> _Quoted text_:
++++++++++

From Single Answer to Ranked Choices

Rather than stopping at one “best” crop, the system goes a step further and ranks multiple options. It compares the current soil and climate profile to the ideal conditions of each crop in the 50‑entry reference table, using a flexible distance measure that works well when many factors are involved. Crops whose preferred ranges sit closest in this multi‑dimensional space are placed higher on the list. Farmers or advisors can then choose among, say, the top three or five crops, balancing market prices, personal experience, or seed availability against the model’s suggestions. When the authors compared their system’s top recommendations with government statistics on what is actually grown in Chengalpattu, staples such as paddy and key vegetables appeared prominently in both, lending real‑world credibility to the tool.

What This Means for Farmers

The study shows that combining field sensors, advanced weather forecasting, and a voting group of machine‑learning models can produce highly accurate, locally tailored crop suggestions—achieving nearly 99.8% accuracy on the test data. In practical terms, this framework could help farmers in dry, climate‑sensitive regions choose crops that are better matched to upcoming rainfall and their soil’s true condition, cutting the risk of failure and making more efficient use of water and fertilizers. While the current work is a regional proof‑of‑concept and still needs long‑term testing on real harvests and farmer adoption, it sketches a clear path toward “smart” crop planning that could play an important role in future food security.

++++++++++

> _Raw data_:
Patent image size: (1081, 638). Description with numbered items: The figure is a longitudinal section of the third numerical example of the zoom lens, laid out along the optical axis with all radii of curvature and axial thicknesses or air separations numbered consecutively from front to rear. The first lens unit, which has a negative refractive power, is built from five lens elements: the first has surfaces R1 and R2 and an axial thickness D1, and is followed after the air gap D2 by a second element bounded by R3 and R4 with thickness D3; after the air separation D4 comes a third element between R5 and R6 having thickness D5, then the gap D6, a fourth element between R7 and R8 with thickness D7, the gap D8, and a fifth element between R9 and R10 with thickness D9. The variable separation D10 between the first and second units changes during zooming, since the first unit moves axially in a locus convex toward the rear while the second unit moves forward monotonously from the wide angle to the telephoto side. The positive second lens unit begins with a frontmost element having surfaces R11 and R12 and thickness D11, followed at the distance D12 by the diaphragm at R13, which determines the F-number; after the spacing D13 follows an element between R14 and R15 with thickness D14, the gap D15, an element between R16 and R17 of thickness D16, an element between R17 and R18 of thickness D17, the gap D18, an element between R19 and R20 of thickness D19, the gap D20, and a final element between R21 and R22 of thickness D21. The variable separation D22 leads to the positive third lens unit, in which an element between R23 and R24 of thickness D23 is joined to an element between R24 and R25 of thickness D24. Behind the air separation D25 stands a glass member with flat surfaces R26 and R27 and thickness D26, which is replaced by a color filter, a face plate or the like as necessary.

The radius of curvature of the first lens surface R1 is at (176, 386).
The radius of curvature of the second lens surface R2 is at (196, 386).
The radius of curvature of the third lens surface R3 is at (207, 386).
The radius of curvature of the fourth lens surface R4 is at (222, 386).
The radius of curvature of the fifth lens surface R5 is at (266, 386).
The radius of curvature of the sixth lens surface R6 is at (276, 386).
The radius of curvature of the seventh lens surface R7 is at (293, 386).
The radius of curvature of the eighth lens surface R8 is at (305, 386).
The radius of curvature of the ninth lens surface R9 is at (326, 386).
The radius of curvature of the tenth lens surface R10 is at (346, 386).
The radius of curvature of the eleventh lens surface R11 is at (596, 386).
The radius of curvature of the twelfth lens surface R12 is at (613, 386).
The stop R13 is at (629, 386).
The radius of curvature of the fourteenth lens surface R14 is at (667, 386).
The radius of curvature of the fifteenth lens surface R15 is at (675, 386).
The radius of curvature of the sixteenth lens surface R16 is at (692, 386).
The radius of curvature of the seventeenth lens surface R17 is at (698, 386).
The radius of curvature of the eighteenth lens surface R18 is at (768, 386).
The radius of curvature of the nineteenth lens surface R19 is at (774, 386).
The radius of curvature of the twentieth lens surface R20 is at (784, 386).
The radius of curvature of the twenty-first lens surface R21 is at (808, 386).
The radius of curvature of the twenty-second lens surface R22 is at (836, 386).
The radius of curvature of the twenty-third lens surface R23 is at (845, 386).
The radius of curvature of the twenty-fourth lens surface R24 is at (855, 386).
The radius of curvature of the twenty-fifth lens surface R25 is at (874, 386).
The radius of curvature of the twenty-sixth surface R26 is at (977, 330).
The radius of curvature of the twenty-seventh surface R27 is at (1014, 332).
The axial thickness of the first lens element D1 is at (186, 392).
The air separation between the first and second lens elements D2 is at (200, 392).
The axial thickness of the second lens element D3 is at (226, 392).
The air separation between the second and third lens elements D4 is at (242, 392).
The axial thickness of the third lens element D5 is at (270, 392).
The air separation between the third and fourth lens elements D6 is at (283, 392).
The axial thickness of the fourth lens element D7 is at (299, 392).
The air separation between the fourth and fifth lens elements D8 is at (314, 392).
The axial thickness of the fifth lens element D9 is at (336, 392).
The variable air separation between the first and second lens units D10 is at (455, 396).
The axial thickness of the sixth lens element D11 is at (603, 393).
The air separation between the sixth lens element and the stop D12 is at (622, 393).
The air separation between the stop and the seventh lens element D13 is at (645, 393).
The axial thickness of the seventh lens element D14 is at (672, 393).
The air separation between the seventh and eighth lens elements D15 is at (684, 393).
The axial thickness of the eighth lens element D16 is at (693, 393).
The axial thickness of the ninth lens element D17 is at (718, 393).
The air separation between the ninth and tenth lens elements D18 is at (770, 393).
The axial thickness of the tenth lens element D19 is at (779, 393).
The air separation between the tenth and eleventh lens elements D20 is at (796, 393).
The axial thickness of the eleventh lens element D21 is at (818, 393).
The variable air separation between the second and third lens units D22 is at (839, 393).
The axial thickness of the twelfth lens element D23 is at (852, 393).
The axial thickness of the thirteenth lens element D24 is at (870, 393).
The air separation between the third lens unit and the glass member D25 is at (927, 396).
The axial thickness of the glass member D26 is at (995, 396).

++++++++++

> _Your tasks_:
1/ In the crop-planning text, how many entries does the crop reference table contain?
2/ Please retype the crop-planning text from "What This Means" up to and including "future food security.".

> _Solved problems_:
1/ 50 entries.

2/
What This Means for Farmers

The study shows that combining field sensors, advanced weather forecasting, and a voting group of machine‑learning models can produce highly accurate, locally tailored crop suggestions—achieving nearly 99.8% accuracy on the test data. In practical terms, this framework could help farmers in dry, climate‑sensitive regions choose crops that are better matched to upcoming rainfall and their soil’s true condition, cutting the risk of failure and making more efficient use of water and fertilizers. While the current work is a regional proof‑of‑concept and still needs long‑term testing on real harvests and farmer adoption, it sketches a clear path toward “smart” crop planning that could play an important role in future food security.